▸ **STATED PROBLEM**: Recast the items as a Markdown table with the columns "Row" and "Line", starting at the first line and ending at the line containing "license-label: License <box>801". Give each line its row number and omit blank lines.

▸ **RECORDS SHOWN**:
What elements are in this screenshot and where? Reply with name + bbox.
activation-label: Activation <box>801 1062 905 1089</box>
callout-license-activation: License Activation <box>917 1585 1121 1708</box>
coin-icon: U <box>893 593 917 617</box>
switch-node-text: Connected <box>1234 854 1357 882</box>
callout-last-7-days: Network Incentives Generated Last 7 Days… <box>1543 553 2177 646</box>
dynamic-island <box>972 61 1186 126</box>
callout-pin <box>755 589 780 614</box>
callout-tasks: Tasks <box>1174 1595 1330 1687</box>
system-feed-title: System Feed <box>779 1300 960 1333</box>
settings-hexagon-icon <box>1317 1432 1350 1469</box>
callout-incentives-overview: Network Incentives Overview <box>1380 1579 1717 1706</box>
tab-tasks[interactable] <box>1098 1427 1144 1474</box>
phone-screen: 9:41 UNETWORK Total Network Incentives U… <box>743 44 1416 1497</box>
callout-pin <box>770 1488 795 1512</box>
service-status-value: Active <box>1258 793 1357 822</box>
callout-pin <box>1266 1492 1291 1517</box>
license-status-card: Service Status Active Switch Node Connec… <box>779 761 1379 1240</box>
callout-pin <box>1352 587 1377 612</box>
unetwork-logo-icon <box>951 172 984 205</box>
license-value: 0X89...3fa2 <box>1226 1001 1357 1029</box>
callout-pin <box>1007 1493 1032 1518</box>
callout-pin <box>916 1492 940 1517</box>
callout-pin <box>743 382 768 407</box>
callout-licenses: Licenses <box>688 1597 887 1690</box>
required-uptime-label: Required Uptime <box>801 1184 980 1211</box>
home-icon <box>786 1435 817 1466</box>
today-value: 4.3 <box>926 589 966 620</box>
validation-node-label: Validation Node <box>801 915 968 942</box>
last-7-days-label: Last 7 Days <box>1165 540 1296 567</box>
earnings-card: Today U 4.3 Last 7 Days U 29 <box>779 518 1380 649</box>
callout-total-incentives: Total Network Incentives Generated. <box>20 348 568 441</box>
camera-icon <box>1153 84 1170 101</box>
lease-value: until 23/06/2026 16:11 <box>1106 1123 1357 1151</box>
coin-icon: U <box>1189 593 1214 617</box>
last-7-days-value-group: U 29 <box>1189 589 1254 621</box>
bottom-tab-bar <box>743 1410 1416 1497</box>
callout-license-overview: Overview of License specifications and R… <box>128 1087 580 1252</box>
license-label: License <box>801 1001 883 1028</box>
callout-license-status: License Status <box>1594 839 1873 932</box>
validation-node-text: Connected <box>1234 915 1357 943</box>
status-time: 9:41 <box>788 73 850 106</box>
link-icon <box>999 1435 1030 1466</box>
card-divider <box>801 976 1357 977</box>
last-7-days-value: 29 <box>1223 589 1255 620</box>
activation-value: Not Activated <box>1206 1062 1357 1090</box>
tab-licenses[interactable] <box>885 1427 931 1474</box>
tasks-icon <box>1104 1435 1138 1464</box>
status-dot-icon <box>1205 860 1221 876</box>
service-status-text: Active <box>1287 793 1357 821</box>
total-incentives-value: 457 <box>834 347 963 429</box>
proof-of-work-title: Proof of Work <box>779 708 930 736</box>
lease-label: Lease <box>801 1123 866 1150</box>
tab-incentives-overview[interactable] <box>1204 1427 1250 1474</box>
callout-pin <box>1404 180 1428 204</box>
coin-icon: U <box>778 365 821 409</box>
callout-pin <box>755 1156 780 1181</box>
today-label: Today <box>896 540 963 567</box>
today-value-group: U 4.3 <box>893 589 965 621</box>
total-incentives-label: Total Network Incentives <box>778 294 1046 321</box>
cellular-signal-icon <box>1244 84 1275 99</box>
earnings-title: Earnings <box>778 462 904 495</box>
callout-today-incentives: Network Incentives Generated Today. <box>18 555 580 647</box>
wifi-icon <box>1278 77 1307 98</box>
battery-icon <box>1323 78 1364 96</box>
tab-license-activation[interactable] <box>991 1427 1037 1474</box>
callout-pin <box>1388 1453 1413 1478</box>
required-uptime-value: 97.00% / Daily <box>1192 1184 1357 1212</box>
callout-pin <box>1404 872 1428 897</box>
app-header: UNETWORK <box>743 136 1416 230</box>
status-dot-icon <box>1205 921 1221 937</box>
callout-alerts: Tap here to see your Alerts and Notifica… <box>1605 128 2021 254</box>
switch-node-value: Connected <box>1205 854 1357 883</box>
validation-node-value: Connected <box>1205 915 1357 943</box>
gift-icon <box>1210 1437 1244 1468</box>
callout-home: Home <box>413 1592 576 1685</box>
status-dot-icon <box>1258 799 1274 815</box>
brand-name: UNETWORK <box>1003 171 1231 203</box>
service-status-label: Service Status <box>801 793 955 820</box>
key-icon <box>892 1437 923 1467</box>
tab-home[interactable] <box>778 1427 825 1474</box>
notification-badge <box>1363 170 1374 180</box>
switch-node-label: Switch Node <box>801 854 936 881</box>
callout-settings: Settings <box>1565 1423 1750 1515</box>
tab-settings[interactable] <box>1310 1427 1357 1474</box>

▸ **TASK SOLUTION**:
| Row | Line |
|---|---|
| 1 | What elements are in this screenshot and where? Reply with name + bbox. |
| 2 | activation-label: Activation <box>801 1062 905 1089</box> |
| 3 | callout-license-activation: License Activation <box>917 1585 1121 1708</box> |
| 4 | coin-icon: U <box>893 593 917 617</box> |
| 5 | switch-node-text: Connected <box>1234 854 1357 882</box> |
| 6 | callout-last-7-days: Network Incentives Generated Last 7 Days… <box>1543 553 2177 646</box> |
| 7 | dynamic-island <box>972 61 1186 126</box> |
| 8 | callout-pin <box>755 589 780 614</box> |
| 9 | callout-tasks: Tasks <box>1174 1595 1330 1687</box> |
| 10 | system-feed-title: System Feed <box>779 1300 960 1333</box> |
| 11 | settings-hexagon-icon <box>1317 1432 1350 1469</box> |
| 12 | callout-incentives-overview: Network Incentives Overview <box>1380 1579 1717 1706</box> |
| 13 | tab-tasks[interactable] <box>1098 1427 1144 1474</box> |
| 14 | phone-screen: 9:41 UNETWORK Total Network Incentives U… <box>743 44 1416 1497</box> |
| 15 | callout-pin <box>770 1488 795 1512</box> |
| 16 | service-status-value: Active <box>1258 793 1357 822</box> |
| 17 | callout-pin <box>1266 1492 1291 1517</box> |
| 18 | license-status-card: Service Status Active Switch Node Connec… <box>779 761 1379 1240</box> |
| 19 | callout-pin <box>1352 587 1377 612</box> |
| 20 | unetwork-logo-icon <box>951 172 984 205</box> |
| 21 | license-value: 0X89...3fa2 <box>1226 1001 1357 1029</box> |
| 22 | callout-pin <box>1007 1493 1032 1518</box> |
| 23 | callout-pin <box>916 1492 940 1517</box> |
| 24 | callout-pin <box>743 382 768 407</box> |
| 25 | callout-licenses: Licenses <box>688 1597 887 1690</box> |
| 26 | required-uptime-label: Required Uptime <box>801 1184 980 1211</box> |
| 27 | home-icon <box>786 1435 817 1466</box> |
| 28 | today-value: 4.3 <box>926 589 966 620</box> |
| 29 | validation-node-label: Validation Node <box>801 915 968 942</box> |
| 30 | last-7-days-label: Last 7 Days <box>1165 540 1296 567</box> |
| 31 | earnings-card: Today U 4.3 Last 7 Days U 29 <box>779 518 1380 649</box> |
| 32 | callout-total-incentives: Total Network Incentives Generated. <box>20 348 568 441</box> |
| 33 | camera-icon <box>1153 84 1170 101</box> |
| 34 | lease-value: until 23/06/2026 16:11 <box>1106 1123 1357 1151</box> |
| 35 | coin-icon: U <box>1189 593 1214 617</box> |
| 36 | last-7-days-value-group: U 29 <box>1189 589 1254 621</box> |
| 37 | bottom-tab-bar <box>743 1410 1416 1497</box> |
| 38 | callout-license-overview: Overview of License specifications and R… <box>128 1087 580 1252</box> |
| 39 | license-label: License <box>801 1001 883 1028</box> |